— Start Source material —
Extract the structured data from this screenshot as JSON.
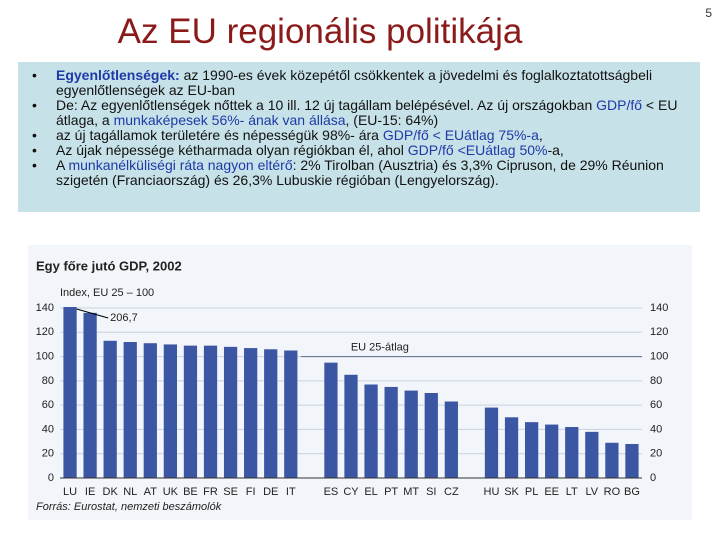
{
  "slide": {
    "title": "Az EU regionális politikája",
    "page_number": "5",
    "bullets": [
      [
        {
          "text": "Egyenlőtlenségek:",
          "style": "highlight-bold"
        },
        {
          "text": " az 1990-es évek közepétől  csökkentek a jövedelmi és foglalkoztatottságbeli  egyenlőtlenségek az EU-ban",
          "style": "plain"
        }
      ],
      [
        {
          "text": "De: Az egyenlőtlenségek nőttek a 10 ill. 12 új tagállam belépésével. Az új országokban ",
          "style": "plain"
        },
        {
          "text": "GDP/fő",
          "style": "highlight"
        },
        {
          "text": " <  EU átlaga,  a ",
          "style": "plain"
        },
        {
          "text": "munkaképesek 56%- ának van állása",
          "style": "highlight"
        },
        {
          "text": ",  (EU-15:  64%)",
          "style": "plain"
        }
      ],
      [
        {
          "text": "az új tagállamok területére és népességük 98%- ára ",
          "style": "plain"
        },
        {
          "text": "GDP/fő < EUátlag 75%-a",
          "style": "highlight"
        },
        {
          "text": ",",
          "style": "plain"
        }
      ],
      [
        {
          "text": "Az újak népessége kétharmada olyan régiókban él, ahol ",
          "style": "plain"
        },
        {
          "text": "GDP/fő <EUátlag 50%",
          "style": "highlight"
        },
        {
          "text": "-a,",
          "style": "plain"
        }
      ],
      [
        {
          "text": "A ",
          "style": "plain"
        },
        {
          "text": "munkanélküliségi ráta nagyon eltérő",
          "style": "highlight"
        },
        {
          "text": ": 2% Tirolban (Ausztria) és 3,3% Cipruson, de 29% Réunion szigetén (Franciaország) és 26,3% Lubuskie régióban (Lengyelország).",
          "style": "plain"
        }
      ]
    ]
  },
  "chart_data": {
    "type": "bar",
    "title": "Egy főre jutó GDP, 2002",
    "subtitle": "Index, EU 25 – 100",
    "source": "Forrás: Eurostat, nemzeti beszámolók",
    "categories": [
      "LU",
      "IE",
      "DK",
      "NL",
      "AT",
      "UK",
      "BE",
      "FR",
      "SE",
      "FI",
      "DE",
      "IT",
      null,
      "ES",
      "CY",
      "EL",
      "PT",
      "MT",
      "SI",
      "CZ",
      null,
      "HU",
      "SK",
      "PL",
      "EE",
      "LT",
      "LV",
      "RO",
      "BG"
    ],
    "values": [
      206.7,
      136,
      113,
      112,
      111,
      110,
      109,
      109,
      108,
      107,
      106,
      105,
      null,
      95,
      85,
      77,
      75,
      72,
      70,
      63,
      null,
      58,
      50,
      46,
      44,
      42,
      38,
      29,
      28
    ],
    "value_labels": [
      "206,7",
      null,
      null,
      null,
      null,
      null,
      null,
      null,
      null,
      null,
      null,
      null,
      null,
      null,
      null,
      null,
      null,
      null,
      null,
      null,
      null,
      null,
      null,
      null,
      null,
      null,
      null,
      null,
      null
    ],
    "color": "#3b57a3",
    "ylim": [
      0,
      140
    ],
    "yticks": [
      0,
      20,
      40,
      60,
      80,
      100,
      120,
      140
    ],
    "y2lim": [
      0,
      140
    ],
    "y2ticks": [
      0,
      20,
      40,
      60,
      80,
      100,
      120,
      140
    ],
    "reference_line": {
      "value": 100,
      "label": "EU 25-átlag"
    },
    "grid": true
  }
}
— End Source material —
Work to do: Output the records above exactly as they are, leaving out the pictures.

The solution:
Extract the structured data from this screenshot as JSON.
{
  "slide": {
    "title": "Az EU regionális politikája",
    "page_number": "5",
    "bullets": [
      [
        {
          "text": "Egyenlőtlenségek:",
          "style": "highlight-bold"
        },
        {
          "text": " az 1990-es évek közepétől  csökkentek a jövedelmi és foglalkoztatottságbeli  egyenlőtlenségek az EU-ban",
          "style": "plain"
        }
      ],
      [
        {
          "text": "De: Az egyenlőtlenségek nőttek a 10 ill. 12 új tagállam belépésével. Az új országokban ",
          "style": "plain"
        },
        {
          "text": "GDP/fő",
          "style": "highlight"
        },
        {
          "text": " <  EU átlaga,  a ",
          "style": "plain"
        },
        {
          "text": "munkaképesek 56%- ának van állása",
          "style": "highlight"
        },
        {
          "text": ",  (EU-15:  64%)",
          "style": "plain"
        }
      ],
      [
        {
          "text": "az új tagállamok területére és népességük 98%- ára ",
          "style": "plain"
        },
        {
          "text": "GDP/fő < EUátlag 75%-a",
          "style": "highlight"
        },
        {
          "text": ",",
          "style": "plain"
        }
      ],
      [
        {
          "text": "Az újak népessége kétharmada olyan régiókban él, ahol ",
          "style": "plain"
        },
        {
          "text": "GDP/fő <EUátlag 50%",
          "style": "highlight"
        },
        {
          "text": "-a,",
          "style": "plain"
        }
      ],
      [
        {
          "text": "A ",
          "style": "plain"
        },
        {
          "text": "munkanélküliségi ráta nagyon eltérő",
          "style": "highlight"
        },
        {
          "text": ": 2% Tirolban (Ausztria) és 3,3% Cipruson, de 29% Réunion szigetén (Franciaország) és 26,3% Lubuskie régióban (Lengyelország).",
          "style": "plain"
        }
      ]
    ]
  },
  "chart_data": {
    "type": "bar",
    "title": "Egy főre jutó GDP, 2002",
    "subtitle": "Index, EU 25 – 100",
    "source": "Forrás: Eurostat, nemzeti beszámolók",
    "categories": [
      "LU",
      "IE",
      "DK",
      "NL",
      "AT",
      "UK",
      "BE",
      "FR",
      "SE",
      "FI",
      "DE",
      "IT",
      null,
      "ES",
      "CY",
      "EL",
      "PT",
      "MT",
      "SI",
      "CZ",
      null,
      "HU",
      "SK",
      "PL",
      "EE",
      "LT",
      "LV",
      "RO",
      "BG"
    ],
    "values": [
      206.7,
      136,
      113,
      112,
      111,
      110,
      109,
      109,
      108,
      107,
      106,
      105,
      null,
      95,
      85,
      77,
      75,
      72,
      70,
      63,
      null,
      58,
      50,
      46,
      44,
      42,
      38,
      29,
      28
    ],
    "value_labels": [
      "206,7",
      null,
      null,
      null,
      null,
      null,
      null,
      null,
      null,
      null,
      null,
      null,
      null,
      null,
      null,
      null,
      null,
      null,
      null,
      null,
      null,
      null,
      null,
      null,
      null,
      null,
      null,
      null,
      null
    ],
    "color": "#3b57a3",
    "ylim": [
      0,
      140
    ],
    "yticks": [
      0,
      20,
      40,
      60,
      80,
      100,
      120,
      140
    ],
    "y2lim": [
      0,
      140
    ],
    "y2ticks": [
      0,
      20,
      40,
      60,
      80,
      100,
      120,
      140
    ],
    "reference_line": {
      "value": 100,
      "label": "EU 25-átlag"
    },
    "grid": true
  }
}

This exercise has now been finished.